- Objective: Scan the data. Collect each line that contains the word "ffffff".

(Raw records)
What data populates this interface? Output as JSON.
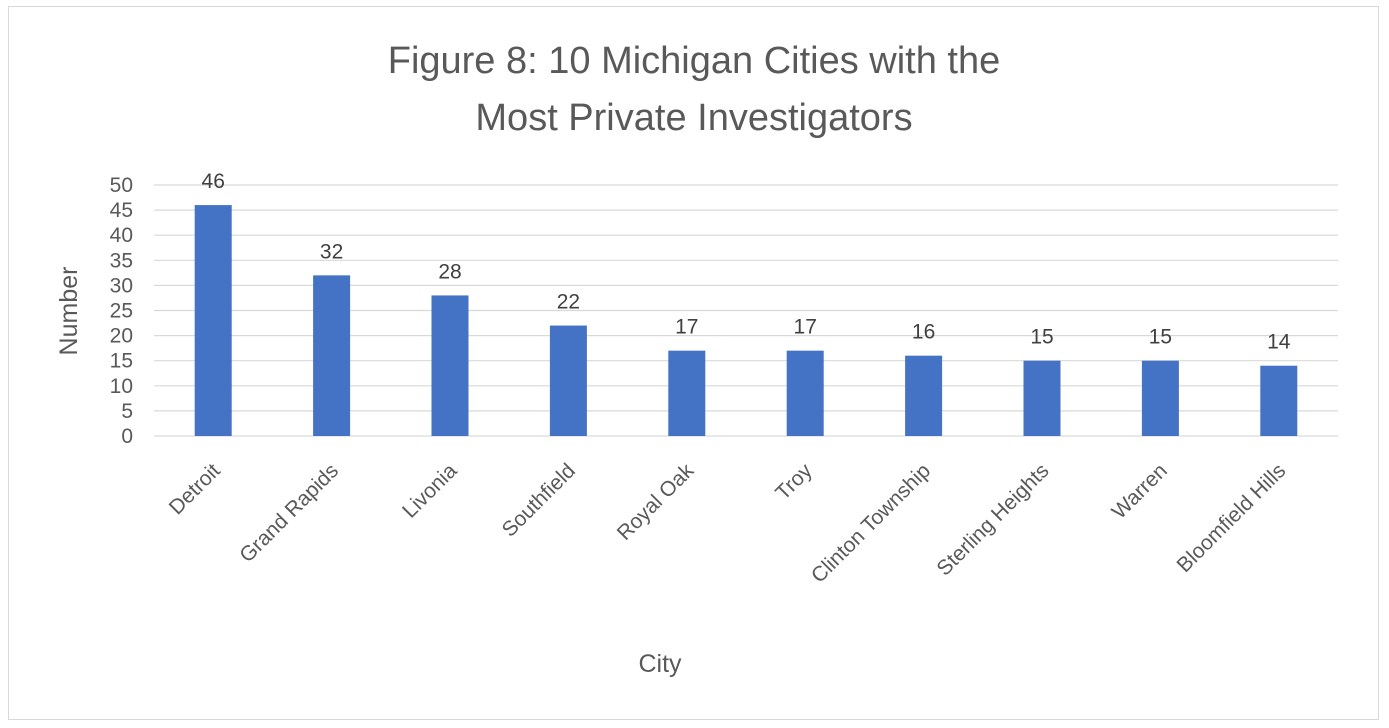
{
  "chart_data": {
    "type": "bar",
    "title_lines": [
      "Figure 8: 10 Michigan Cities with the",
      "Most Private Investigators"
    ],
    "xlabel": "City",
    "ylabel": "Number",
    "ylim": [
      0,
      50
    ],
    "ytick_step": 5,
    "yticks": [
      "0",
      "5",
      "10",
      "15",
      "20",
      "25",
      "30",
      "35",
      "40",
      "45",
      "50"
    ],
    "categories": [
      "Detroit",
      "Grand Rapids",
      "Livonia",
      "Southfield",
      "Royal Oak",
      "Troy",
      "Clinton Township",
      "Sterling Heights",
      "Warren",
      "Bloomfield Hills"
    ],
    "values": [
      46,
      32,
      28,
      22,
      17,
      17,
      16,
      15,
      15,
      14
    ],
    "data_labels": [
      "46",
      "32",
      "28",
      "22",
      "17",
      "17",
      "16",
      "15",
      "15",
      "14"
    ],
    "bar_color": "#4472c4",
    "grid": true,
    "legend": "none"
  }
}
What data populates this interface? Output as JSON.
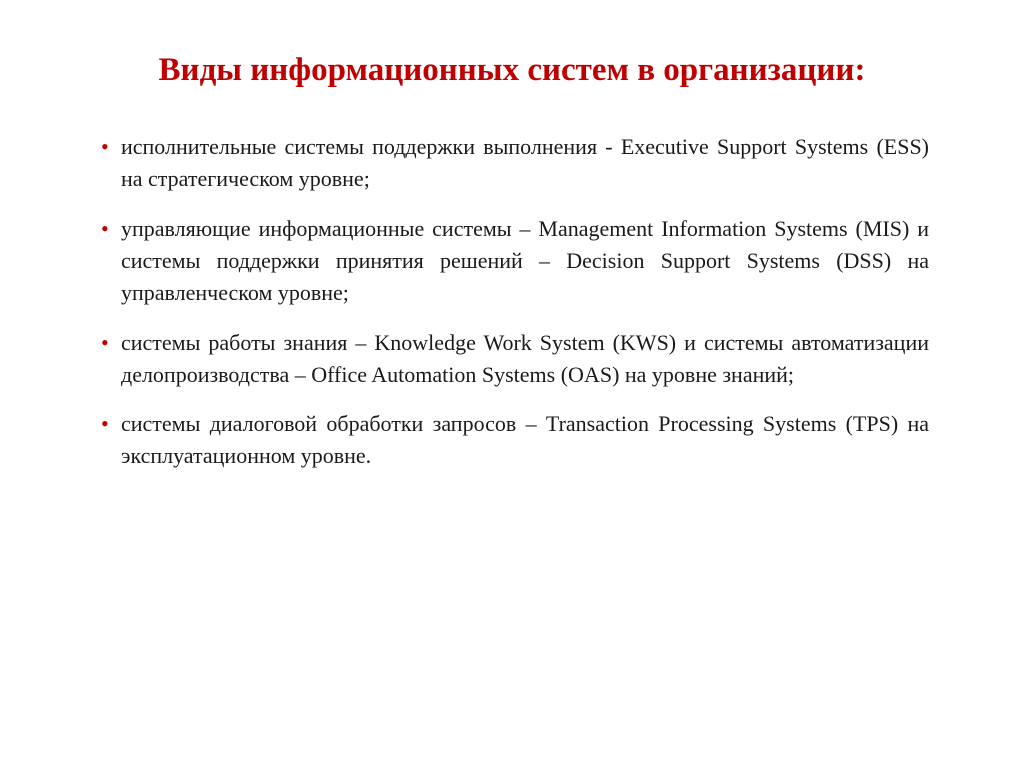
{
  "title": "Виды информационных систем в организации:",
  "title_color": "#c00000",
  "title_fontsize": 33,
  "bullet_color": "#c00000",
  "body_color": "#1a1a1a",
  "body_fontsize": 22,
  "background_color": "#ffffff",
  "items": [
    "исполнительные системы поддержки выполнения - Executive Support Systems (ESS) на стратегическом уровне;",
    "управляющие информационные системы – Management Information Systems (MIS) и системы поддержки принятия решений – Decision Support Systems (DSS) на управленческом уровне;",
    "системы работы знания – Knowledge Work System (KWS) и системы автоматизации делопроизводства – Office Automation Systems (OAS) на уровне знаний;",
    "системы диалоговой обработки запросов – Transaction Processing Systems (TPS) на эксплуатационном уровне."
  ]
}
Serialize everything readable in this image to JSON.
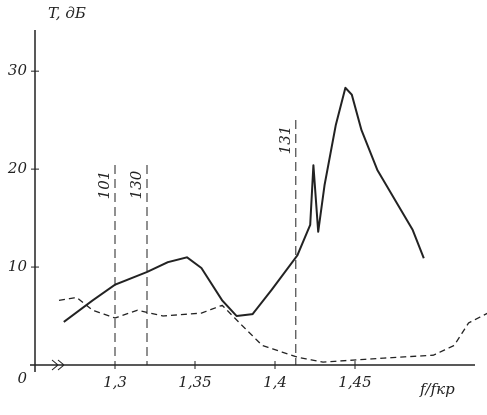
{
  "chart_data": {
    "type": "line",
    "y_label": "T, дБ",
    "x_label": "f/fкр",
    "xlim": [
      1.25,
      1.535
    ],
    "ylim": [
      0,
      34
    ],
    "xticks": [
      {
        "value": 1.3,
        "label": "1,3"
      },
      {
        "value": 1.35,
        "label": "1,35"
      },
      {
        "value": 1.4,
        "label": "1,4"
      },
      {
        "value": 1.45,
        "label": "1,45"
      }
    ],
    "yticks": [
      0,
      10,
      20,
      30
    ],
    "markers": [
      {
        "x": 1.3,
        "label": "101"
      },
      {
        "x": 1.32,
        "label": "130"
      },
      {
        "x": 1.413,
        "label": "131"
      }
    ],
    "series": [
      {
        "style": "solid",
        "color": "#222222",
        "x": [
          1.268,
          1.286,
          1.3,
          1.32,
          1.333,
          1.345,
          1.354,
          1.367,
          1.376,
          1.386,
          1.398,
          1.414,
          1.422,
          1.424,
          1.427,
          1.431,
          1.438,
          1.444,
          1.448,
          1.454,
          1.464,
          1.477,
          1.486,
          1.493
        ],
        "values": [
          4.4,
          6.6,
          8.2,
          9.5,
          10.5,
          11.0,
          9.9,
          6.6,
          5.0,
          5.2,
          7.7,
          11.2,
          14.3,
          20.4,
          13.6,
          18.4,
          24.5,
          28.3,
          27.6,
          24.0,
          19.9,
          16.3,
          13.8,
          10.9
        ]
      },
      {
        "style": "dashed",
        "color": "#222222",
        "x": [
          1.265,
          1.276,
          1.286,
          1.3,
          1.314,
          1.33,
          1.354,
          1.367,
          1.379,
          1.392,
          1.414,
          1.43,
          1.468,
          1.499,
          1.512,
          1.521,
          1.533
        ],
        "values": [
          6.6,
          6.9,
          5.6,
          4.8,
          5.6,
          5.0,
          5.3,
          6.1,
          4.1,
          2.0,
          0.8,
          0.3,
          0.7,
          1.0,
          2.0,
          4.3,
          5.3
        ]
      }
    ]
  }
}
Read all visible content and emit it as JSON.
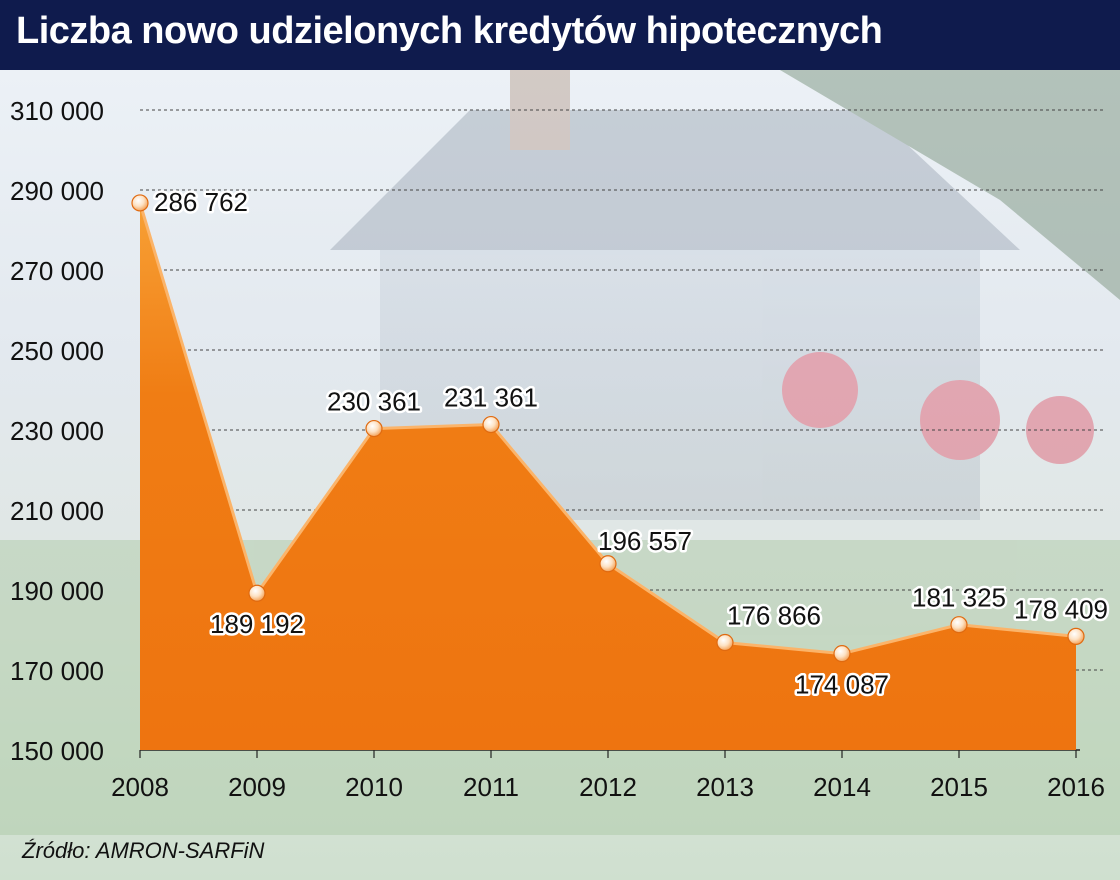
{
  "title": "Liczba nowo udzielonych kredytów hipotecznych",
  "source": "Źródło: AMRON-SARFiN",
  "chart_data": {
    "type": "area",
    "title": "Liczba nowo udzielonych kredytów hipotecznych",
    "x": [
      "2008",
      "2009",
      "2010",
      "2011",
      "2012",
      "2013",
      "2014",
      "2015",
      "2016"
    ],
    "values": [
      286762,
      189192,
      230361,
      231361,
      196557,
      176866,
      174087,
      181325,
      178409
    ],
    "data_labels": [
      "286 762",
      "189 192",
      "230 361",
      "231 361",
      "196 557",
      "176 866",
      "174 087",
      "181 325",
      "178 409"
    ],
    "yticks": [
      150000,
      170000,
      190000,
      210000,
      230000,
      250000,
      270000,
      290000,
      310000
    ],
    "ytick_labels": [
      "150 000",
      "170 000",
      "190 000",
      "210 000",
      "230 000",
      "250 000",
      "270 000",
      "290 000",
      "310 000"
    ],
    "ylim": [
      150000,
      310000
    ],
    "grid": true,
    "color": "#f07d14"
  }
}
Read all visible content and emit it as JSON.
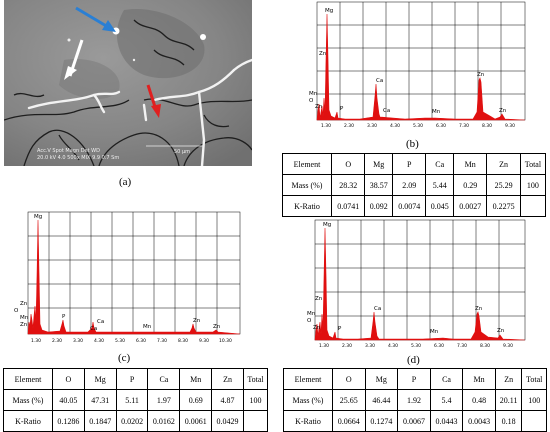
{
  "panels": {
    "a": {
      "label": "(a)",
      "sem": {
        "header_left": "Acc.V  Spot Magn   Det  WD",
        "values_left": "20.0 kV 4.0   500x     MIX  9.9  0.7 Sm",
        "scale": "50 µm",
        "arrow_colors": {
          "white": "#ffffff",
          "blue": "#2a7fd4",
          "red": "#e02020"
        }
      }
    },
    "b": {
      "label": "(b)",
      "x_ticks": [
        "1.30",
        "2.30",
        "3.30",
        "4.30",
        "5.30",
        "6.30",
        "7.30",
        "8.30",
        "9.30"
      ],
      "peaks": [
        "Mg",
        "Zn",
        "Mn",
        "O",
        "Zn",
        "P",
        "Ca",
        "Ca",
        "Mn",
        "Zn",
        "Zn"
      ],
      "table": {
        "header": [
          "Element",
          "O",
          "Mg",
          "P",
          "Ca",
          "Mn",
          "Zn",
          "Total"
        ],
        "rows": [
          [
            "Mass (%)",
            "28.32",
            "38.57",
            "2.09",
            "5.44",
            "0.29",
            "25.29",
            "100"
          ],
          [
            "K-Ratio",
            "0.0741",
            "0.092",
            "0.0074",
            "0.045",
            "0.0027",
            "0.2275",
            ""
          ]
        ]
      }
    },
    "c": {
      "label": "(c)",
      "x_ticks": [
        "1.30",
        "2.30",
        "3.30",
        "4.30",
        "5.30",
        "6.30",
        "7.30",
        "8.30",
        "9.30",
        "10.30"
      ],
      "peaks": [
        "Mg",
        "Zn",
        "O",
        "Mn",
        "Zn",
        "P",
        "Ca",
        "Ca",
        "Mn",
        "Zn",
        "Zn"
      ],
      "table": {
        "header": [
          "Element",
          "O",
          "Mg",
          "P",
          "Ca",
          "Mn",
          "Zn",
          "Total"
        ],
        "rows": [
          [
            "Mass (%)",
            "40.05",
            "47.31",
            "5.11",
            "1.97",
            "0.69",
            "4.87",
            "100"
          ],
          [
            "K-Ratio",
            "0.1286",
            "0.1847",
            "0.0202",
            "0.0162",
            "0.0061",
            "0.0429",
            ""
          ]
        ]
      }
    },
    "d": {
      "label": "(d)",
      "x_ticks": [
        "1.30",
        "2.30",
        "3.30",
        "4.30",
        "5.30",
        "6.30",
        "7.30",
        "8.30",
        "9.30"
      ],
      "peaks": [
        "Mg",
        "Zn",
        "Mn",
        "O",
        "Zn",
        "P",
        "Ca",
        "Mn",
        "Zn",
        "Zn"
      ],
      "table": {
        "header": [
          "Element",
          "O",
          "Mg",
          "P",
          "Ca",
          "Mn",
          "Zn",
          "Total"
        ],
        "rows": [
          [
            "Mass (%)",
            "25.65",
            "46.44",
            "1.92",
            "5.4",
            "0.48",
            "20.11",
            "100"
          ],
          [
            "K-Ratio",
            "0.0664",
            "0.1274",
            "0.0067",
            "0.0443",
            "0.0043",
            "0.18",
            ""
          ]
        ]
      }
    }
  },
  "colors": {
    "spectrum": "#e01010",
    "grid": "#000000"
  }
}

- Answer for this exercise:
  "background_color": "#ffffff",
          "white": "#ffffff",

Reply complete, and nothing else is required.